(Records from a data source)
****
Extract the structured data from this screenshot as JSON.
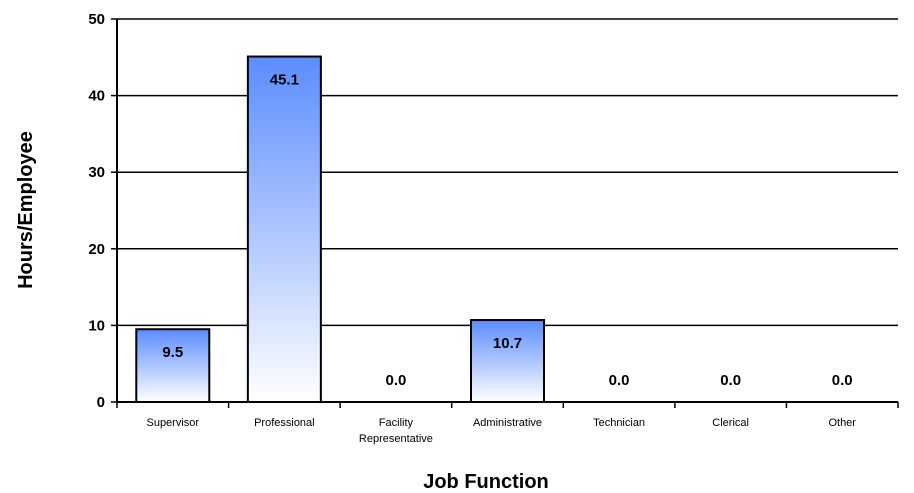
{
  "chart_data": {
    "type": "bar",
    "categories": [
      [
        "Supervisor"
      ],
      [
        "Professional"
      ],
      [
        "Facility",
        "Representative"
      ],
      [
        "Administrative"
      ],
      [
        "Technician"
      ],
      [
        "Clerical"
      ],
      [
        "Other"
      ]
    ],
    "values": [
      9.5,
      45.1,
      0.0,
      10.7,
      0.0,
      0.0,
      0.0
    ],
    "data_labels": [
      "9.5",
      "45.1",
      "0.0",
      "10.7",
      "0.0",
      "0.0",
      "0.0"
    ],
    "xlabel": "Job Function",
    "ylabel": "Hours/Employee",
    "ylim": [
      0,
      50
    ],
    "yticks": [
      "0",
      "10",
      "20",
      "30",
      "40",
      "50"
    ],
    "grid": true,
    "bar_color_top": "#5b8cff",
    "bar_color_bottom": "#ffffff"
  }
}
****
Reproduce every entry exactly, but omit each picture.

Extract the structured data from this screenshot as JSON.
{
  "chart_data": {
    "type": "bar",
    "categories": [
      [
        "Supervisor"
      ],
      [
        "Professional"
      ],
      [
        "Facility",
        "Representative"
      ],
      [
        "Administrative"
      ],
      [
        "Technician"
      ],
      [
        "Clerical"
      ],
      [
        "Other"
      ]
    ],
    "values": [
      9.5,
      45.1,
      0.0,
      10.7,
      0.0,
      0.0,
      0.0
    ],
    "data_labels": [
      "9.5",
      "45.1",
      "0.0",
      "10.7",
      "0.0",
      "0.0",
      "0.0"
    ],
    "xlabel": "Job Function",
    "ylabel": "Hours/Employee",
    "ylim": [
      0,
      50
    ],
    "yticks": [
      "0",
      "10",
      "20",
      "30",
      "40",
      "50"
    ],
    "grid": true,
    "bar_color_top": "#5b8cff",
    "bar_color_bottom": "#ffffff"
  }
}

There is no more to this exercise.